* WORK TO COMPLETE *
Look through the material and copy each line holding "stars".
* Start PROVIDED DATA *
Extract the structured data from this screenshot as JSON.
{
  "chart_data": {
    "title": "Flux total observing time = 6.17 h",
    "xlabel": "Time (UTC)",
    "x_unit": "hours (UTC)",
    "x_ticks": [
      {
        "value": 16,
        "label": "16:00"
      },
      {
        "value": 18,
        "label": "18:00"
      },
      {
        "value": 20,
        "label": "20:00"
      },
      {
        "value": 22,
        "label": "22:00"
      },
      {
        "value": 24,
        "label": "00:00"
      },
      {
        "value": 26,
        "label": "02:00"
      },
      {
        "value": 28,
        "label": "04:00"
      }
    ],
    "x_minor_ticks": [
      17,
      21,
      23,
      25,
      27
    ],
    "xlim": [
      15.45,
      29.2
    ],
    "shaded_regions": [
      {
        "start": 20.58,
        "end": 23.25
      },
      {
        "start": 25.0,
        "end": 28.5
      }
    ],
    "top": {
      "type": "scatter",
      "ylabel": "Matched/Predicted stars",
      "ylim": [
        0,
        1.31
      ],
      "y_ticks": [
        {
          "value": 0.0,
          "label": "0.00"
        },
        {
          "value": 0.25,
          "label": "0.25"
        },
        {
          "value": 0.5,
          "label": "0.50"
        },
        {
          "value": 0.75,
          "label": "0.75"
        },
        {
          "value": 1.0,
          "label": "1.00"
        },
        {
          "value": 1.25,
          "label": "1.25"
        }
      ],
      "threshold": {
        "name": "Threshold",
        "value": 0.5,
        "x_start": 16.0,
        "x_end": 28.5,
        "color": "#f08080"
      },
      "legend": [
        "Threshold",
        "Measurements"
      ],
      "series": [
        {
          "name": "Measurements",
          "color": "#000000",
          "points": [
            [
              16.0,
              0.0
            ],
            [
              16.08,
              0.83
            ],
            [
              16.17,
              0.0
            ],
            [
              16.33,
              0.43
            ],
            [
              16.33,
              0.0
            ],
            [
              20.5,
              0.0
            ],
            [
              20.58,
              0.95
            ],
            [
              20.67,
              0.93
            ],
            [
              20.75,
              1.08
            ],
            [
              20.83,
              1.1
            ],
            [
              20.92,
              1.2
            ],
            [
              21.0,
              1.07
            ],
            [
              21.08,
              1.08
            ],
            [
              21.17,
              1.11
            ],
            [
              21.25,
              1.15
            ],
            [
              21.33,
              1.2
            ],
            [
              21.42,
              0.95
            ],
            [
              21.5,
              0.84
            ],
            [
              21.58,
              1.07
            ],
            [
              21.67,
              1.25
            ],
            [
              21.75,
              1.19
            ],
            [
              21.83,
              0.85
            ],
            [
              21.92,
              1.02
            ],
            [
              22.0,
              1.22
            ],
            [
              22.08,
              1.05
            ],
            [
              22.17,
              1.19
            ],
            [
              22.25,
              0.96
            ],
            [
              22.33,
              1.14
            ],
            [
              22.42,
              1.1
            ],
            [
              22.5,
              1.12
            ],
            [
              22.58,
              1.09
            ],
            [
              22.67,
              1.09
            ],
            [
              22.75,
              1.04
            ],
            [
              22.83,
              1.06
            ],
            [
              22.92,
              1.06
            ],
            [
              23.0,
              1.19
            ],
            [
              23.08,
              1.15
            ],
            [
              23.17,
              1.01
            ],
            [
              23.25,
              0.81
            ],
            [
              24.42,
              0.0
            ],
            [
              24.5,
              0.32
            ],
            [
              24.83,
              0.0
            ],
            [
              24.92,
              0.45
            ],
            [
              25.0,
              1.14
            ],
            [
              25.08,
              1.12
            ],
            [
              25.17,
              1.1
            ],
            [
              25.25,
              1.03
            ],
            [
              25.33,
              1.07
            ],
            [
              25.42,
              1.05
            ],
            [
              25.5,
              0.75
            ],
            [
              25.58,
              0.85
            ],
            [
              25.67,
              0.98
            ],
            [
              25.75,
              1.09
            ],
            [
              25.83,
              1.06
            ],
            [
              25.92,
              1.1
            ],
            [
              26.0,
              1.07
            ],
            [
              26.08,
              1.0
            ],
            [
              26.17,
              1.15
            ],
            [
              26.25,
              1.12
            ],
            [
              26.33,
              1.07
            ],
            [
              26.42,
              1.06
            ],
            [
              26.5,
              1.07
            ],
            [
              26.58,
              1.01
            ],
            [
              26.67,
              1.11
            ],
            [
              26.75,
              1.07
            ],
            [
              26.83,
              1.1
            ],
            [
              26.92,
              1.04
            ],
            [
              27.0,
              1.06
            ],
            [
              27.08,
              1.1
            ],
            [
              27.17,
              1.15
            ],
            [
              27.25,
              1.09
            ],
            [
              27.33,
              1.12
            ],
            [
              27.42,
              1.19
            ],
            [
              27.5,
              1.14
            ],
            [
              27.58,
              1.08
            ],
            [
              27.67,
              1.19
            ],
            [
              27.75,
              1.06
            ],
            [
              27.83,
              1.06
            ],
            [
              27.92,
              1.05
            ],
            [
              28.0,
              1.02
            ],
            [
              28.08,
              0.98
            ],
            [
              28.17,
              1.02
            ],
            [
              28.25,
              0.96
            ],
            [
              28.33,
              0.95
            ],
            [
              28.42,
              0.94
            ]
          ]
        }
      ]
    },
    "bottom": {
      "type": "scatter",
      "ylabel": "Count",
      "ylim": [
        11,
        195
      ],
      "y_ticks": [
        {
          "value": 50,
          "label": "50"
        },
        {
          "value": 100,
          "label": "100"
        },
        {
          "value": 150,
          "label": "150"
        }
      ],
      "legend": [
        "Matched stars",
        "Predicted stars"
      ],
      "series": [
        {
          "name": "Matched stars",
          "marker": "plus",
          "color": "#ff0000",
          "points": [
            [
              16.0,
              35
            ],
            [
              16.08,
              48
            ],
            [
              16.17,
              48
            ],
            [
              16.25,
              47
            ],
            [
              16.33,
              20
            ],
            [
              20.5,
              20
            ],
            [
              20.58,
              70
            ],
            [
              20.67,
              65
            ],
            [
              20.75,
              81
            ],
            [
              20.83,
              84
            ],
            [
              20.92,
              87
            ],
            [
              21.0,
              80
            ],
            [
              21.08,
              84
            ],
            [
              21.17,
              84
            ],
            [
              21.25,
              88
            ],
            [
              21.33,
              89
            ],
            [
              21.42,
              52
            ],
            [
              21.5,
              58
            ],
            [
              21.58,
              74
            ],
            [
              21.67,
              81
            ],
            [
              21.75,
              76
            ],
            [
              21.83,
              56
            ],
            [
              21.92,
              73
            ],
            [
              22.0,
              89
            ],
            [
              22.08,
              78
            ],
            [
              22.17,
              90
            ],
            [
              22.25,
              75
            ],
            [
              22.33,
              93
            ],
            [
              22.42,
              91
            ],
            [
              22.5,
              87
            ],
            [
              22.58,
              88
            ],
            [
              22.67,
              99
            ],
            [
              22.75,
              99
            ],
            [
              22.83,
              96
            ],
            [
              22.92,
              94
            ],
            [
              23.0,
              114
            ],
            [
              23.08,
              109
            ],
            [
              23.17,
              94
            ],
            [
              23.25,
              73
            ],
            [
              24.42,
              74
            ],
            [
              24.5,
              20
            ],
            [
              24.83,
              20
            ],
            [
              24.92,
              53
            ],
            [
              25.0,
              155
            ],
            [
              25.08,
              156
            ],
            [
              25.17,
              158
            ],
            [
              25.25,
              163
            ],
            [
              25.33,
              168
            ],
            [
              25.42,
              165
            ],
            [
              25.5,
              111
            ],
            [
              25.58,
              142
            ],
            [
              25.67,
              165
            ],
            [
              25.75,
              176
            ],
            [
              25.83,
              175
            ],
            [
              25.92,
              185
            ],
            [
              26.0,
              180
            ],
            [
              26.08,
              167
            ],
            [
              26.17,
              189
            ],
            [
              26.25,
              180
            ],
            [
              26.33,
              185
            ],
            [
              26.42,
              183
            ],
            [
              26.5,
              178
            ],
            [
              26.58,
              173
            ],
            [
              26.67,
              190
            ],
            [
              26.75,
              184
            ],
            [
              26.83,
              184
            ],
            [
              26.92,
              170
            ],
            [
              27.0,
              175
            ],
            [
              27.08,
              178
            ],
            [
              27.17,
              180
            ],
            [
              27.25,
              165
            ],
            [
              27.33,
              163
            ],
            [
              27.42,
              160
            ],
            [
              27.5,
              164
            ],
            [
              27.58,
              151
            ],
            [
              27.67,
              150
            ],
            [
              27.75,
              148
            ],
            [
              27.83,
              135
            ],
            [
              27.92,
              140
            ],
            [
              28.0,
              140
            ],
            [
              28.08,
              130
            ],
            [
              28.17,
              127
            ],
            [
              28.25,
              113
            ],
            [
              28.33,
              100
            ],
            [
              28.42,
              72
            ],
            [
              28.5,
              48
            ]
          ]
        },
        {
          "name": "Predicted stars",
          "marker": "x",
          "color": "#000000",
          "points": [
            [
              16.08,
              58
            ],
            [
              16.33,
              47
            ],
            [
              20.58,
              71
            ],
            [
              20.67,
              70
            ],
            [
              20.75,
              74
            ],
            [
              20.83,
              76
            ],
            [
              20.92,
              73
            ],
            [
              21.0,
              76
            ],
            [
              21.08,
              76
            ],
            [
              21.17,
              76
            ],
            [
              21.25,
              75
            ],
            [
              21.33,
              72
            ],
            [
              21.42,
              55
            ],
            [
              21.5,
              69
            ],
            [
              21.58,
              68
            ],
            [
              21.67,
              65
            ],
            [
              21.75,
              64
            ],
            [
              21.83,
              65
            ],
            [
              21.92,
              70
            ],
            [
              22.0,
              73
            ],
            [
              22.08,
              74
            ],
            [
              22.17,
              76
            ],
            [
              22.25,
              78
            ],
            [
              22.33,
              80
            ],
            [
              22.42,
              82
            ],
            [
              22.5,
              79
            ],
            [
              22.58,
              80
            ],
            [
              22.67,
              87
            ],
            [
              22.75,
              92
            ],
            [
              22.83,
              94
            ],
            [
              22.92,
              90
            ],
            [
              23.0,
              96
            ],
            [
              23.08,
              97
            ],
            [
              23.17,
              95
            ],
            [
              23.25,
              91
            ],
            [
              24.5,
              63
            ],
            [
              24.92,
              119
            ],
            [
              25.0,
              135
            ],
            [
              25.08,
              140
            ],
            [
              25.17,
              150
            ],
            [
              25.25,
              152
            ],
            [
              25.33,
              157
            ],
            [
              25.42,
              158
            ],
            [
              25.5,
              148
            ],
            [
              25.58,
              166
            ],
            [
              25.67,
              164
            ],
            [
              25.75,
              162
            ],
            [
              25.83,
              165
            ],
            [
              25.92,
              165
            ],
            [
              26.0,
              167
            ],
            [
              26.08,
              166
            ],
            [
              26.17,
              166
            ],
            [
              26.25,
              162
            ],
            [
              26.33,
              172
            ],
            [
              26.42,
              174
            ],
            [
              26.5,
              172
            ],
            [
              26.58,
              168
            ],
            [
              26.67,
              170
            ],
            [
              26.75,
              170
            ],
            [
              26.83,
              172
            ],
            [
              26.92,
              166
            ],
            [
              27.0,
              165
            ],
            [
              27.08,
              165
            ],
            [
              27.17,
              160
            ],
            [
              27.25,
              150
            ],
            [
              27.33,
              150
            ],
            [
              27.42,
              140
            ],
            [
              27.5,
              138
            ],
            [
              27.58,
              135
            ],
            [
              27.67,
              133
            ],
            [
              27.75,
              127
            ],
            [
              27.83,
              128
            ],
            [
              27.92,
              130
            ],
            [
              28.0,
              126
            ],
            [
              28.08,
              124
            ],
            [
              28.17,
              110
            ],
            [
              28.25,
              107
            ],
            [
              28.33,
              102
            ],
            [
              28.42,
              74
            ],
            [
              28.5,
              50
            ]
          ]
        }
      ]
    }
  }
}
* End PROVIDED DATA *
* EXERCISE RESPONSE *
      "ylabel": "Matched/Predicted stars",
        "Matched stars",
        "Predicted stars"
          "name": "Matched stars",
          "name": "Predicted stars",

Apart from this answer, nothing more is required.